◆ TASK GOAL
Update the entries below so that each "Total Landing" becomes "Total Balance", with everything else left as it stands.

◆ DATA TO USE
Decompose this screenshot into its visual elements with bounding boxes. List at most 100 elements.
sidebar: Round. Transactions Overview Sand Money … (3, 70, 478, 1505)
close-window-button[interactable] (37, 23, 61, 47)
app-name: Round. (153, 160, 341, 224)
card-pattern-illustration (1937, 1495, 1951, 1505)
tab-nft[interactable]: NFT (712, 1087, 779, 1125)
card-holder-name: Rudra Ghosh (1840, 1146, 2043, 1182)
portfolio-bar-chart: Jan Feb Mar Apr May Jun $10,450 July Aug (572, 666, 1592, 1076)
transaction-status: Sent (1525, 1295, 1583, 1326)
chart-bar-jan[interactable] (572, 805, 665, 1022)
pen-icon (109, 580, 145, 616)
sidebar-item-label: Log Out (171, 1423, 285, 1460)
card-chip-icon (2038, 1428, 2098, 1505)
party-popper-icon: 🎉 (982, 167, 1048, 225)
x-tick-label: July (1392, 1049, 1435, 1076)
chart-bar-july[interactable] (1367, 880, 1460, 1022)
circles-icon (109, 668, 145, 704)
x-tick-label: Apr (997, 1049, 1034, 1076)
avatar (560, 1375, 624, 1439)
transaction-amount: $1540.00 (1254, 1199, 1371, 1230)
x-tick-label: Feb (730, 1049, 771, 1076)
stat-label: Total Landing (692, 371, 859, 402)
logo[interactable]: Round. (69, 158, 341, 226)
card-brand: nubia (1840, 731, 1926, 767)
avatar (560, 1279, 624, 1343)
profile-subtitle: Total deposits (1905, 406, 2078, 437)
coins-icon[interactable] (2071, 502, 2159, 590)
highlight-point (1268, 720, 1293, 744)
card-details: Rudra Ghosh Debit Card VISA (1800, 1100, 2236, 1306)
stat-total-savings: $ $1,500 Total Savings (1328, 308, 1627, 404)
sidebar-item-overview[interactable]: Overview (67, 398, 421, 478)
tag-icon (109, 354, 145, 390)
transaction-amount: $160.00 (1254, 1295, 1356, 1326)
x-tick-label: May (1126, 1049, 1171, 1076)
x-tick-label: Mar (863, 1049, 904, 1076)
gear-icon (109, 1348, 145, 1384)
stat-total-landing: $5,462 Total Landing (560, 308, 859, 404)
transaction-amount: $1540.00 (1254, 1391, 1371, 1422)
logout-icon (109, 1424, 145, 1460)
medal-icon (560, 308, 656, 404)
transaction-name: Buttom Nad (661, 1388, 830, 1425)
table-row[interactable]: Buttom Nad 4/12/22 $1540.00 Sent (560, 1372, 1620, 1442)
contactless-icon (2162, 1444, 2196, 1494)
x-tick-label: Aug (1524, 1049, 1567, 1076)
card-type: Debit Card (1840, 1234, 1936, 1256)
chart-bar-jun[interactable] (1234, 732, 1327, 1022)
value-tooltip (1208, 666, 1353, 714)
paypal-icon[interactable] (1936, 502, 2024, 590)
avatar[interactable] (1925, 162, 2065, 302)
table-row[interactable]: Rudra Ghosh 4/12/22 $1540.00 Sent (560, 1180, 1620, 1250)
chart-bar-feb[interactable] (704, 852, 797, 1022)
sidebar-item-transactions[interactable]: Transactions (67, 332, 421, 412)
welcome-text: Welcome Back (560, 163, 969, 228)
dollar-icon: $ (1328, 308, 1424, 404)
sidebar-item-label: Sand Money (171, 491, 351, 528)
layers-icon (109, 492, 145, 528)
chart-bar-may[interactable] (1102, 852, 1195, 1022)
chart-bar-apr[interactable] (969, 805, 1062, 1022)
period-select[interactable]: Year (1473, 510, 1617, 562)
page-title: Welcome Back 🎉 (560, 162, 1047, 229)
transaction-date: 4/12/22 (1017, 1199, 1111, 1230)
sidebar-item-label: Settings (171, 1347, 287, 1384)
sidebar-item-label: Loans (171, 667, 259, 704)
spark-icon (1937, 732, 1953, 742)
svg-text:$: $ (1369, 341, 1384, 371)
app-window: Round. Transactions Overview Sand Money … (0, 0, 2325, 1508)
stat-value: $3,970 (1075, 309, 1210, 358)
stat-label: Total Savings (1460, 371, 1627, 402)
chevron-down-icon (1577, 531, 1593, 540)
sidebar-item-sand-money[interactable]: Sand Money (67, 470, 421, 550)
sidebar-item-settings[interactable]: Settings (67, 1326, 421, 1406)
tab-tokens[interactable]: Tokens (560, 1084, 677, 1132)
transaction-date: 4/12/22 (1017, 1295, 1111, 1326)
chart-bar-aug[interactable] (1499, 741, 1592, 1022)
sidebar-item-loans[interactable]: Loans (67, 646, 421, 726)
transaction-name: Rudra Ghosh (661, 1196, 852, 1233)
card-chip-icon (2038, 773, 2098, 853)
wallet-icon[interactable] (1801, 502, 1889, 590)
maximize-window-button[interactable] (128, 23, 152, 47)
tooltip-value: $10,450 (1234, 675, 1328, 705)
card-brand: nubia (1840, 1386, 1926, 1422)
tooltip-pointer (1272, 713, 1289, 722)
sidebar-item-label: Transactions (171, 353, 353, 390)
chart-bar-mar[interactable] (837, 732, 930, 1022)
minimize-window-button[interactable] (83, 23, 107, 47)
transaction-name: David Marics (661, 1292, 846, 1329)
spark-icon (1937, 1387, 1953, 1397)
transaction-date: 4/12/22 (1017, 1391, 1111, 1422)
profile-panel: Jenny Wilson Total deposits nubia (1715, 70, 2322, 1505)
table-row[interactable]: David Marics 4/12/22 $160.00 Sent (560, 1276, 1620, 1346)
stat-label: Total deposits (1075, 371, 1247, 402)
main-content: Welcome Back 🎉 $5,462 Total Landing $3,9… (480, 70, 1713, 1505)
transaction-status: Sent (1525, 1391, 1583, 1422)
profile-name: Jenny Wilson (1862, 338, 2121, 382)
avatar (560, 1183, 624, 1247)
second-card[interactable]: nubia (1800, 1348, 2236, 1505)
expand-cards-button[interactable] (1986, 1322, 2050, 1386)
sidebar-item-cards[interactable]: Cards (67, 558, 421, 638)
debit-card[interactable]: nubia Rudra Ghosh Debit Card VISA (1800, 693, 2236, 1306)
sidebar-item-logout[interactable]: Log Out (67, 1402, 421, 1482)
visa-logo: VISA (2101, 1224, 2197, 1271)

◆ THE SOLUTION
Decompose this screenshot into its visual elements with bounding boxes. List at most 100 elements.
sidebar: Round. Transactions Overview Sand Money … (3, 70, 478, 1505)
close-window-button[interactable] (37, 23, 61, 47)
app-name: Round. (153, 160, 341, 224)
card-pattern-illustration (1937, 1495, 1951, 1505)
tab-nft[interactable]: NFT (712, 1087, 779, 1125)
card-holder-name: Rudra Ghosh (1840, 1146, 2043, 1182)
portfolio-bar-chart: Jan Feb Mar Apr May Jun $10,450 July Aug (572, 666, 1592, 1076)
transaction-status: Sent (1525, 1295, 1583, 1326)
chart-bar-jan[interactable] (572, 805, 665, 1022)
pen-icon (109, 580, 145, 616)
sidebar-item-label: Log Out (171, 1423, 285, 1460)
card-chip-icon (2038, 1428, 2098, 1505)
party-popper-icon: 🎉 (982, 167, 1048, 225)
x-tick-label: July (1392, 1049, 1435, 1076)
chart-bar-july[interactable] (1367, 880, 1460, 1022)
circles-icon (109, 668, 145, 704)
x-tick-label: Apr (997, 1049, 1034, 1076)
avatar (560, 1375, 624, 1439)
transaction-amount: $1540.00 (1254, 1199, 1371, 1230)
x-tick-label: Feb (730, 1049, 771, 1076)
stat-label: Total Balance (692, 371, 859, 402)
logo[interactable]: Round. (69, 158, 341, 226)
card-brand: nubia (1840, 731, 1926, 767)
avatar (560, 1279, 624, 1343)
profile-subtitle: Total deposits (1905, 406, 2078, 437)
coins-icon[interactable] (2071, 502, 2159, 590)
highlight-point (1268, 720, 1293, 744)
card-details: Rudra Ghosh Debit Card VISA (1800, 1100, 2236, 1306)
stat-total-savings: $ $1,500 Total Savings (1328, 308, 1627, 404)
sidebar-item-overview[interactable]: Overview (67, 398, 421, 478)
tag-icon (109, 354, 145, 390)
transaction-amount: $160.00 (1254, 1295, 1356, 1326)
x-tick-label: May (1126, 1049, 1171, 1076)
x-tick-label: Mar (863, 1049, 904, 1076)
gear-icon (109, 1348, 145, 1384)
stat-total-landing: $5,462 Total Balance (560, 308, 859, 404)
transaction-amount: $1540.00 (1254, 1391, 1371, 1422)
logout-icon (109, 1424, 145, 1460)
medal-icon (560, 308, 656, 404)
transaction-name: Buttom Nad (661, 1388, 830, 1425)
table-row[interactable]: Buttom Nad 4/12/22 $1540.00 Sent (560, 1372, 1620, 1442)
contactless-icon (2162, 1444, 2196, 1494)
x-tick-label: Aug (1524, 1049, 1567, 1076)
card-type: Debit Card (1840, 1234, 1936, 1256)
chart-bar-jun[interactable] (1234, 732, 1327, 1022)
value-tooltip (1208, 666, 1353, 714)
paypal-icon[interactable] (1936, 502, 2024, 590)
avatar[interactable] (1925, 162, 2065, 302)
table-row[interactable]: Rudra Ghosh 4/12/22 $1540.00 Sent (560, 1180, 1620, 1250)
chart-bar-feb[interactable] (704, 852, 797, 1022)
sidebar-item-transactions[interactable]: Transactions (67, 332, 421, 412)
welcome-text: Welcome Back (560, 163, 969, 228)
dollar-icon: $ (1328, 308, 1424, 404)
sidebar-item-label: Sand Money (171, 491, 351, 528)
layers-icon (109, 492, 145, 528)
chart-bar-may[interactable] (1102, 852, 1195, 1022)
chart-bar-apr[interactable] (969, 805, 1062, 1022)
period-select[interactable]: Year (1473, 510, 1617, 562)
page-title: Welcome Back 🎉 (560, 162, 1047, 229)
transaction-date: 4/12/22 (1017, 1199, 1111, 1230)
sidebar-item-label: Settings (171, 1347, 287, 1384)
sidebar-item-label: Loans (171, 667, 259, 704)
spark-icon (1937, 732, 1953, 742)
svg-text:$: $ (1369, 341, 1384, 371)
app-window: Round. Transactions Overview Sand Money … (0, 0, 2325, 1508)
stat-value: $3,970 (1075, 309, 1210, 358)
stat-label: Total Savings (1460, 371, 1627, 402)
chevron-down-icon (1577, 531, 1593, 540)
sidebar-item-sand-money[interactable]: Sand Money (67, 470, 421, 550)
sidebar-item-settings[interactable]: Settings (67, 1326, 421, 1406)
tab-tokens[interactable]: Tokens (560, 1084, 677, 1132)
transaction-date: 4/12/22 (1017, 1295, 1111, 1326)
chart-bar-aug[interactable] (1499, 741, 1592, 1022)
sidebar-item-loans[interactable]: Loans (67, 646, 421, 726)
transaction-name: Rudra Ghosh (661, 1196, 852, 1233)
card-chip-icon (2038, 773, 2098, 853)
wallet-icon[interactable] (1801, 502, 1889, 590)
maximize-window-button[interactable] (128, 23, 152, 47)
tooltip-value: $10,450 (1234, 675, 1328, 705)
card-brand: nubia (1840, 1386, 1926, 1422)
tooltip-pointer (1272, 713, 1289, 722)
sidebar-item-label: Transactions (171, 353, 353, 390)
chart-bar-mar[interactable] (837, 732, 930, 1022)
minimize-window-button[interactable] (83, 23, 107, 47)
transaction-name: David Marics (661, 1292, 846, 1329)
spark-icon (1937, 1387, 1953, 1397)
transaction-date: 4/12/22 (1017, 1391, 1111, 1422)
profile-panel: Jenny Wilson Total deposits nubia (1715, 70, 2322, 1505)
table-row[interactable]: David Marics 4/12/22 $160.00 Sent (560, 1276, 1620, 1346)
stat-label: Total deposits (1075, 371, 1247, 402)
main-content: Welcome Back 🎉 $5,462 Total Balance $3,9… (480, 70, 1713, 1505)
transaction-status: Sent (1525, 1391, 1583, 1422)
profile-name: Jenny Wilson (1862, 338, 2121, 382)
avatar (560, 1183, 624, 1247)
second-card[interactable]: nubia (1800, 1348, 2236, 1505)
expand-cards-button[interactable] (1986, 1322, 2050, 1386)
sidebar-item-cards[interactable]: Cards (67, 558, 421, 638)
debit-card[interactable]: nubia Rudra Ghosh Debit Card VISA (1800, 693, 2236, 1306)
sidebar-item-logout[interactable]: Log Out (67, 1402, 421, 1482)
visa-logo: VISA (2101, 1224, 2197, 1271)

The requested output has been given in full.